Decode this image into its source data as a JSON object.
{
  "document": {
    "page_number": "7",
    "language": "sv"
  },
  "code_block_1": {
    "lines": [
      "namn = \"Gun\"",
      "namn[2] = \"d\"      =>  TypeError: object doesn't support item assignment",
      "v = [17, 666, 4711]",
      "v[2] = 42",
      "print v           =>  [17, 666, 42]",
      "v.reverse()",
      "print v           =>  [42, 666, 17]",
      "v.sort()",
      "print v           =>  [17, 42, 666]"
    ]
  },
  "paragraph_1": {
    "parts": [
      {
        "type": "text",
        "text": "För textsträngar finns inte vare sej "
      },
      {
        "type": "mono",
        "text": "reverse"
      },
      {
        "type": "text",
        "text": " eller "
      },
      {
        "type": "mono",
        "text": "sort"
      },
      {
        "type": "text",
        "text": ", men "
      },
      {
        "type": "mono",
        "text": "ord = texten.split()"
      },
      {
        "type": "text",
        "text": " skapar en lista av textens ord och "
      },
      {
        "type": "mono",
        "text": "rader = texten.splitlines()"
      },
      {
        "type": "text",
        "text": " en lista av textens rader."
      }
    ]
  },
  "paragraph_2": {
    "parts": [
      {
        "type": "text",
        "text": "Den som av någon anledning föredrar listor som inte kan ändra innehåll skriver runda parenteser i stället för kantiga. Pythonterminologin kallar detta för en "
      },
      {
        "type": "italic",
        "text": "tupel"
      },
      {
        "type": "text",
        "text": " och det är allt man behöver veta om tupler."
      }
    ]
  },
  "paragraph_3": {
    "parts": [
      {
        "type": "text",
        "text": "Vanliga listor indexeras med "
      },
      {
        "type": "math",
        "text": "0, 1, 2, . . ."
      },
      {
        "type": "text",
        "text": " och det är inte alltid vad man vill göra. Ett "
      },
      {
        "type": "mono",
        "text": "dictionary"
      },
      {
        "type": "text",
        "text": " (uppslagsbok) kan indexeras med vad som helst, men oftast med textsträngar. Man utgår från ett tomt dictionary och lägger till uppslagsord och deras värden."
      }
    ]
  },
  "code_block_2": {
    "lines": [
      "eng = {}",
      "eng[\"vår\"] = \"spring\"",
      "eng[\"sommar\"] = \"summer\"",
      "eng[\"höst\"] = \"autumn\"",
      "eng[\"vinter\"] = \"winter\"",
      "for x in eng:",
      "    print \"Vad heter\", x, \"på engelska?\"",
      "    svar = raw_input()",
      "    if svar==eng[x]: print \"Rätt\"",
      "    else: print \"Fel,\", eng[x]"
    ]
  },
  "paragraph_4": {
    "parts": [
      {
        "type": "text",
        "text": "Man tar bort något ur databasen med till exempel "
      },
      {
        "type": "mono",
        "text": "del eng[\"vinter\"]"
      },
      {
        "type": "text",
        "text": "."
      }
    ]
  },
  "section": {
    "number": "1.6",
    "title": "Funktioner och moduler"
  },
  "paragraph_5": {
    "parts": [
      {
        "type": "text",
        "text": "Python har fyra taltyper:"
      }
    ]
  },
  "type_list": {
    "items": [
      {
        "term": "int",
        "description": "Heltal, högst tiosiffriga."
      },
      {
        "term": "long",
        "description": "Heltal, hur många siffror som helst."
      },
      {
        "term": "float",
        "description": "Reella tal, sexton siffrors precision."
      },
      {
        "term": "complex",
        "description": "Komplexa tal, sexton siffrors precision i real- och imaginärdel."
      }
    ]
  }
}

○ ○ ○

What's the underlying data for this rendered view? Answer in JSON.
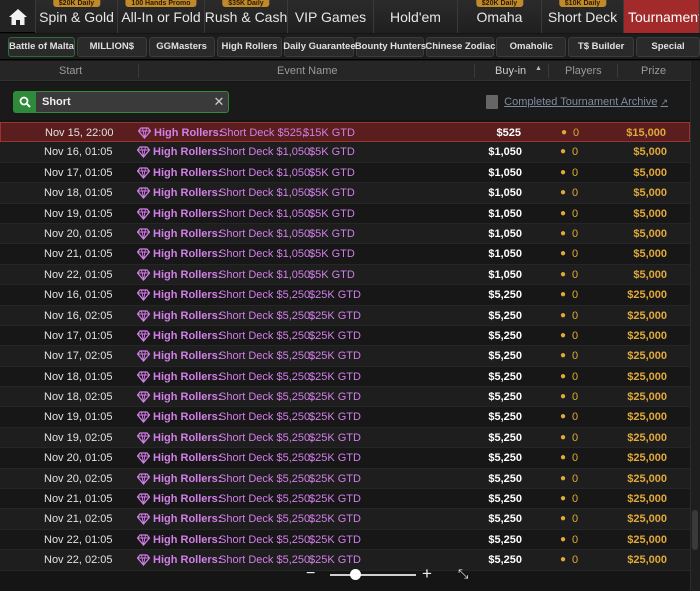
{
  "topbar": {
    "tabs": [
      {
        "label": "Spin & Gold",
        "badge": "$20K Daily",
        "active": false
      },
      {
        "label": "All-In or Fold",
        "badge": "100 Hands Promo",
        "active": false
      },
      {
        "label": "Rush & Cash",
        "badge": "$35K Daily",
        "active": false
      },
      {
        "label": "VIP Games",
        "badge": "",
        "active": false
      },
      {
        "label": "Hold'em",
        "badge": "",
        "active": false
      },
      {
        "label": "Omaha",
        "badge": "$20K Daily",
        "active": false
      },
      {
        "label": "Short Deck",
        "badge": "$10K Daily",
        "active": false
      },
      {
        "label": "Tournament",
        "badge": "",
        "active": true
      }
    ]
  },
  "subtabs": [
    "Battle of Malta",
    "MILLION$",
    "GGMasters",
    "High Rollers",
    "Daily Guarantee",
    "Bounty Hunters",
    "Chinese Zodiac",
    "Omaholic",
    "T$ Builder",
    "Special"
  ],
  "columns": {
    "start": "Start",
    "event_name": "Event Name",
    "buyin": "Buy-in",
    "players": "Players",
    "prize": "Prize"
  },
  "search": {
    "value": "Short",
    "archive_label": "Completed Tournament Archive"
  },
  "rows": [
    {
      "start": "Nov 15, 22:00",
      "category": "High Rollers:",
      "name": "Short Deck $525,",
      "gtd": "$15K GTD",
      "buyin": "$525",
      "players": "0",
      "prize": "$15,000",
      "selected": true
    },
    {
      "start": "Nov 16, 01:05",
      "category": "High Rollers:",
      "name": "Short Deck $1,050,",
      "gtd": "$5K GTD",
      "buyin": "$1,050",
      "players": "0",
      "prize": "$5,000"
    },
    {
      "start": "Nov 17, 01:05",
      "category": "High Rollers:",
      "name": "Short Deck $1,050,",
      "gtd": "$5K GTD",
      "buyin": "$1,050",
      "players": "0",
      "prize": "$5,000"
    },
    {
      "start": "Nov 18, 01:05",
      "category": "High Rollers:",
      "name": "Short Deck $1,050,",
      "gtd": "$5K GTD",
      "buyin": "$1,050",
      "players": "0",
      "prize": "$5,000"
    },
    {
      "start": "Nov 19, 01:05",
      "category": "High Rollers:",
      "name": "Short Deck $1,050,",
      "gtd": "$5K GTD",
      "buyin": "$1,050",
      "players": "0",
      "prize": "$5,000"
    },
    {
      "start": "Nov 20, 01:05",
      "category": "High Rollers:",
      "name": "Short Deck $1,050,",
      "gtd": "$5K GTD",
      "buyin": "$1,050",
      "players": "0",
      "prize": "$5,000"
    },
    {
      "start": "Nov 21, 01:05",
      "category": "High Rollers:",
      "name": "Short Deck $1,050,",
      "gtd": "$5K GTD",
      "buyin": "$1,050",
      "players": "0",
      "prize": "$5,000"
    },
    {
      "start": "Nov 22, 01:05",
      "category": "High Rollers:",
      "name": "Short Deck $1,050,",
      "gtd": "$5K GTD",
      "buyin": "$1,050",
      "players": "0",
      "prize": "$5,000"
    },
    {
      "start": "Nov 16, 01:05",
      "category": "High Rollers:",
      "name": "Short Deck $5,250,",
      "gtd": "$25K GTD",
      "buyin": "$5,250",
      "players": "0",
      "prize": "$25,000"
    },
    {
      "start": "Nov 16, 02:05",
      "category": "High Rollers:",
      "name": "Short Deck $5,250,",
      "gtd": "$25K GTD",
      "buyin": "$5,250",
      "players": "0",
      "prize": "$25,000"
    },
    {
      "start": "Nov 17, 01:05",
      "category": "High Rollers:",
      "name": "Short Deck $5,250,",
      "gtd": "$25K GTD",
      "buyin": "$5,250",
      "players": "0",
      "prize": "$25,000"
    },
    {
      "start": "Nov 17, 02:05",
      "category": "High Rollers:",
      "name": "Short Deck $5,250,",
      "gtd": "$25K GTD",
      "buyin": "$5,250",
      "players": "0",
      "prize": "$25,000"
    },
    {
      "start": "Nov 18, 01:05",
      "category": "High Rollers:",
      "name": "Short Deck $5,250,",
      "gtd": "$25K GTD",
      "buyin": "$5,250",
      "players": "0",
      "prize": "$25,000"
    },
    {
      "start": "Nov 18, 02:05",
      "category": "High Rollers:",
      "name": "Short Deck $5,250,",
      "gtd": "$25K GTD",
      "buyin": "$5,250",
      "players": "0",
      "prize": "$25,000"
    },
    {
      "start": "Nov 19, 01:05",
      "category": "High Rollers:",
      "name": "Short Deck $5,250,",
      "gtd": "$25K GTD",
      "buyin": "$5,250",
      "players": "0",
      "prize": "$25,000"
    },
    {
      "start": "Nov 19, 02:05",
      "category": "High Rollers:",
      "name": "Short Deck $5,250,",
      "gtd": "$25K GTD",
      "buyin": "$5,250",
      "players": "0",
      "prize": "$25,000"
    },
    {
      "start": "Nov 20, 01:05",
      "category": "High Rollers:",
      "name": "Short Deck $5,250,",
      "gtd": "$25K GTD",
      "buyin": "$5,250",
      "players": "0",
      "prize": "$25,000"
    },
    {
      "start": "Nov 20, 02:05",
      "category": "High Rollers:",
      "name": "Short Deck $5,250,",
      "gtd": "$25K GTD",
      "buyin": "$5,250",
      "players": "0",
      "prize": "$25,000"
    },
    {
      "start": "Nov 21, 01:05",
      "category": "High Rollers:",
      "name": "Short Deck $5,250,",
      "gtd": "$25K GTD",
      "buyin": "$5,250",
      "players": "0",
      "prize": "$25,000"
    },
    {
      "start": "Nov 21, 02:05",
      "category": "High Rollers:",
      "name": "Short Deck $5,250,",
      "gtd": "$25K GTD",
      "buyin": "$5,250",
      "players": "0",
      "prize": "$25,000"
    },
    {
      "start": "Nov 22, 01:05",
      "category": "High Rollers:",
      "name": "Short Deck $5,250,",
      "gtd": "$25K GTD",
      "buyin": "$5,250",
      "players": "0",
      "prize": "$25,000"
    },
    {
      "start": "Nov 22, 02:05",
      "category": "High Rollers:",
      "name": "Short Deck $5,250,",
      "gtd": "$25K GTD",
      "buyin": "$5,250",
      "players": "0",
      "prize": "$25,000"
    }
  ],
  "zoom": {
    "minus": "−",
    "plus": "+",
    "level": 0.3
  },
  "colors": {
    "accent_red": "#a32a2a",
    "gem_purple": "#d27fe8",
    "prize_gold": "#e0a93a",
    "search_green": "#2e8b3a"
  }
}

○ ○ ○

Required work:
Identify all lines in the records above with the word "textens".

Response below:
        "text": " skapar en lista av textens ord och "
        "text": " en lista av textens rader."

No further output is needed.